WHAT YOU SHOULD DO: Count every line where "бытового" occurs. Give the total alone.

Records from a collection:
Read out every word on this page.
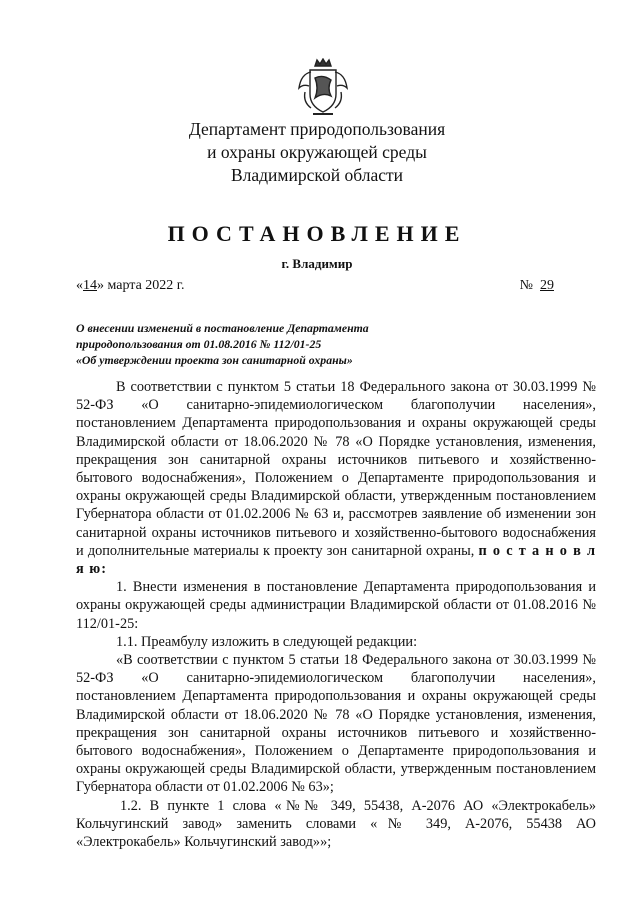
Департамент природопользования
и охраны окружающей среды
Владимирской области
ПОСТАНОВЛЕНИЕ
г. Владимир
«14» марта 2022 г.	№ 29
О внесении изменений в постановление Департамента
природопользования от 01.08.2016 № 112/01-25
«Об утверждении проекта зон санитарной охраны»

В соответствии с пунктом 5 статьи 18 Федерального закона от 30.03.1999 № 52-ФЗ «О санитарно-эпидемиологическом благополучии населения», постановлением Департамента природопользования и охраны окружающей среды Владимирской области от 18.06.2020 № 78 «О Порядке установления, изменения, прекращения зон санитарной охраны источников питьевого и хозяйственно-бытового водоснабжения», Положением о Департаменте природопользования и охраны окружающей среды Владимирской области, утвержденным постановлением Губернатора области от 01.02.2006 № 63 и, рассмотрев заявление об изменении зон санитарной охраны источников питьевого и хозяйственно-бытового водоснабжения и дополнительные материалы к проекту зон санитарной охраны, п о с т а н о в л я ю:

1. Внести изменения в постановление Департамента природопользования и охраны окружающей среды администрации Владимирской области от 01.08.2016 № 112/01-25:

1.1. Преамбулу изложить в следующей редакции:

«В соответствии с пунктом 5 статьи 18 Федерального закона от 30.03.1999 № 52-ФЗ «О санитарно-эпидемиологическом благополучии населения», постановлением Департамента природопользования и охраны окружающей среды Владимирской области от 18.06.2020 № 78 «О Порядке установления, изменения, прекращения зон санитарной охраны источников питьевого и хозяйственно-бытового водоснабжения», Положением о Департаменте природопользования и охраны окружающей среды Владимирской области, утвержденным постановлением Губернатора области от 01.02.2006 № 63»;

1.2. В пункте 1 слова «№№ 349, 55438, А-2076 АО «Электрокабель» Кольчугинский завод» заменить словами «№ 349, А-2076, 55438 АО «Электрокабель» Кольчугинский завод»»;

RESPONSE: 2